Give back every line exactly as it appears, pictures excluded.

_Collected data entries_.
-*-*-
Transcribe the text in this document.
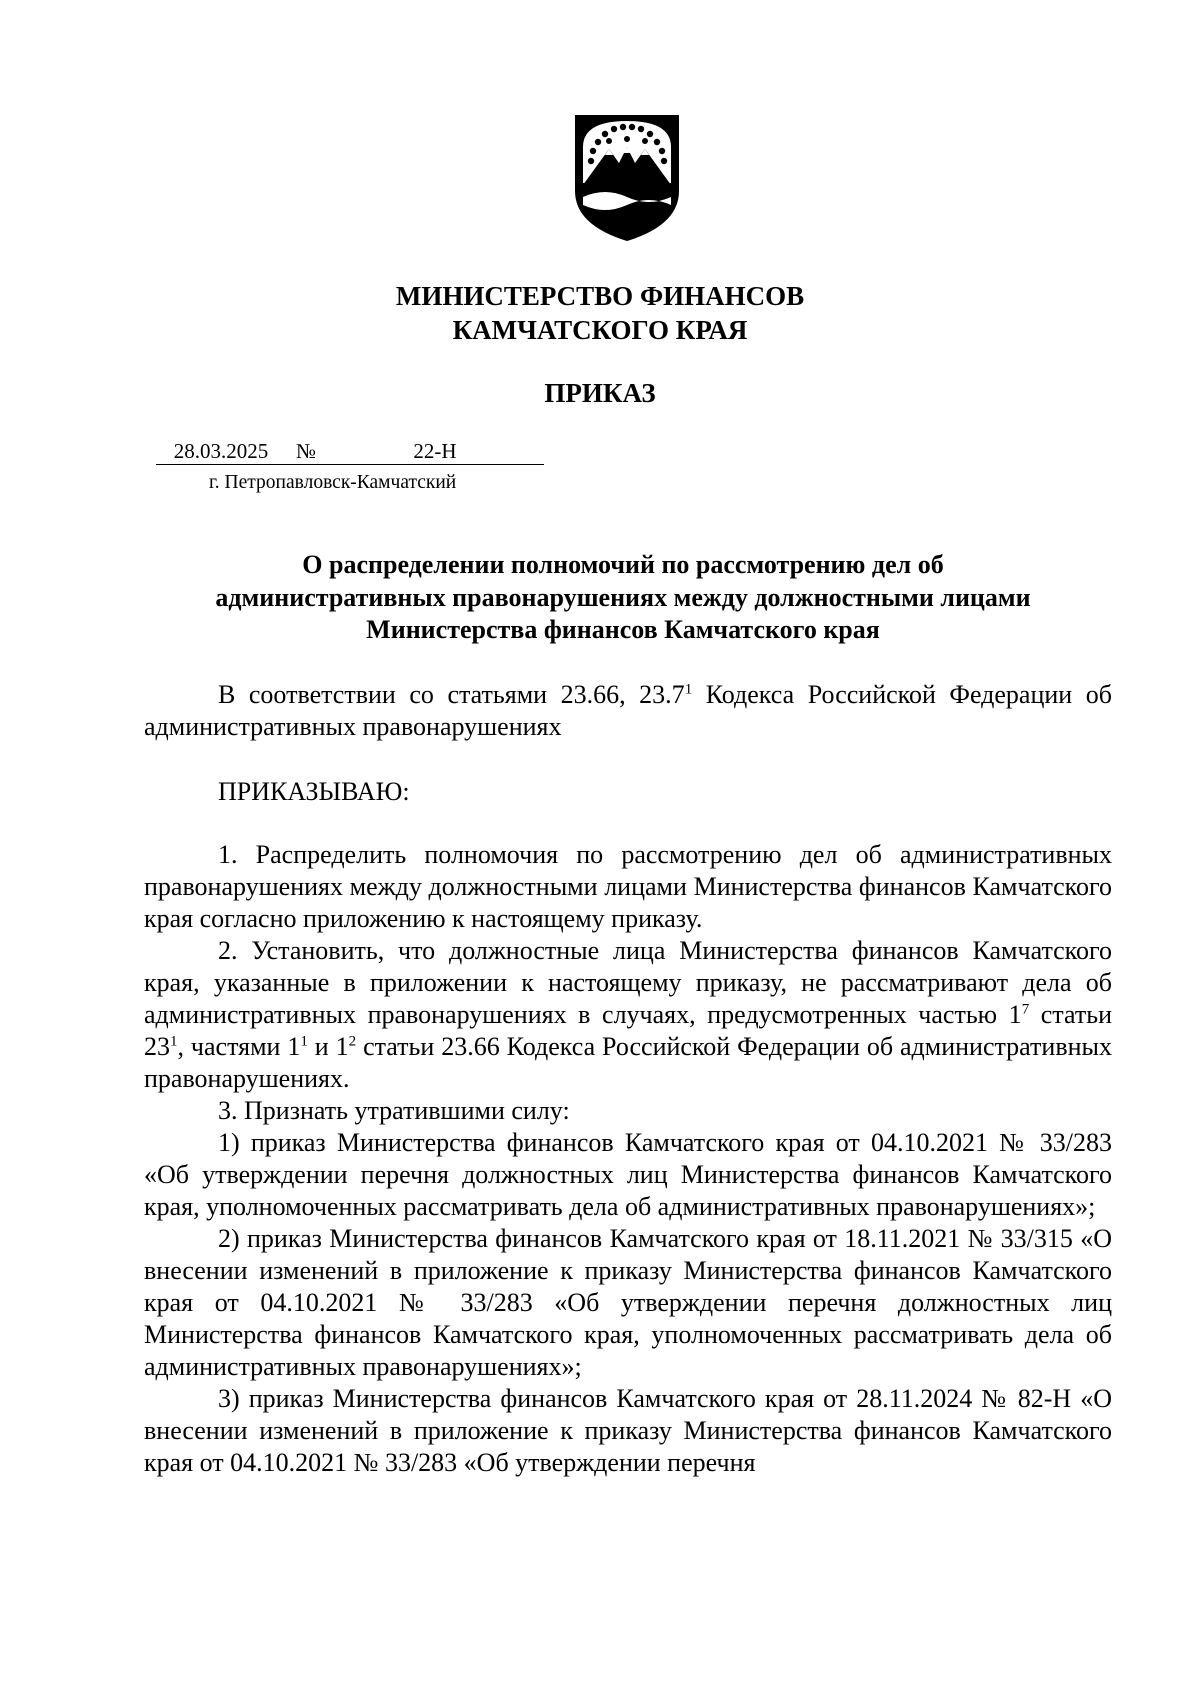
МИНИСТЕРСТВО ФИНАНСОВ
КАМЧАТСКОГО КРАЯ
ПРИКАЗ
28.03.2025 №	22-Н
г. Петропавловск-Камчатский
О распределении полномочий по рассмотрению дел об
административных правонарушениях между должностными лицами
Министерства финансов Камчатского края

В соответствии со статьями 23.66, 23.7$^1$ Кодекса Российской Федерации об административных правонарушениях

ПРИКАЗЫВАЮ:

1. Распределить полномочия по рассмотрению дел об административных правонарушениях между должностными лицами Министерства финансов Камчатского края согласно приложению к настоящему приказу.

2. Установить, что должностные лица Министерства финансов Камчатского края, указанные в приложении к настоящему приказу, не рассматривают дела об административных правонарушениях в случаях, предусмотренных частью $1^7$ статьи $23^1$, частями $1^1$ и $1^2$ статьи 23.66 Кодекса Российской Федерации об административных правонарушениях.

3. Признать утратившими силу:

1) приказ Министерства финансов Камчатского края от 04.10.2021 № 33/283 «Об утверждении перечня должностных лиц Министерства финансов Камчатского края, уполномоченных рассматривать дела об административных правонарушениях»;

2) приказ Министерства финансов Камчатского края от 18.11.2021 № 33/315 «О внесении изменений в приложение к приказу Министерства финансов Камчатского края от 04.10.2021 № 33/283 «Об утверждении перечня должностных лиц Министерства финансов Камчатского края, уполномоченных рассматривать дела об административных правонарушениях»;

3) приказ Министерства финансов Камчатского края от 28.11.2024 № 82-Н «О внесении изменений в приложение к приказу Министерства финансов Камчатского края от 04.10.2021 № 33/283 «Об утверждении перечня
-*-*-
_SOLUTION TO THIS TASK_.
Transcribe the text in this document.
МИНИСТЕРСТВО ФИНАНСОВ
КАМЧАТСКОГО КРАЯ
ПРИКАЗ
28.03.2025 №	22-Н
г. Петропавловск-Камчатский
О распределении полномочий по рассмотрению дел об
административных правонарушениях между должностными лицами
Министерства финансов Камчатского края

В соответствии со статьями 23.66, 23.7$^1$ Кодекса Российской Федерации об административных правонарушениях

ПРИКАЗЫВАЮ:

1. Распределить полномочия по рассмотрению дел об административных правонарушениях между должностными лицами Министерства финансов Камчатского края согласно приложению к настоящему приказу.

2. Установить, что должностные лица Министерства финансов Камчатского края, указанные в приложении к настоящему приказу, не рассматривают дела об административных правонарушениях в случаях, предусмотренных частью $1^7$ статьи $23^1$, частями $1^1$ и $1^2$ статьи 23.66 Кодекса Российской Федерации об административных правонарушениях.

3. Признать утратившими силу:

1) приказ Министерства финансов Камчатского края от 04.10.2021 № 33/283 «Об утверждении перечня должностных лиц Министерства финансов Камчатского края, уполномоченных рассматривать дела об административных правонарушениях»;

2) приказ Министерства финансов Камчатского края от 18.11.2021 № 33/315 «О внесении изменений в приложение к приказу Министерства финансов Камчатского края от 04.10.2021 № 33/283 «Об утверждении перечня должностных лиц Министерства финансов Камчатского края, уполномоченных рассматривать дела об административных правонарушениях»;

3) приказ Министерства финансов Камчатского края от 28.11.2024 № 82-Н «О внесении изменений в приложение к приказу Министерства финансов Камчатского края от 04.10.2021 № 33/283 «Об утверждении перечня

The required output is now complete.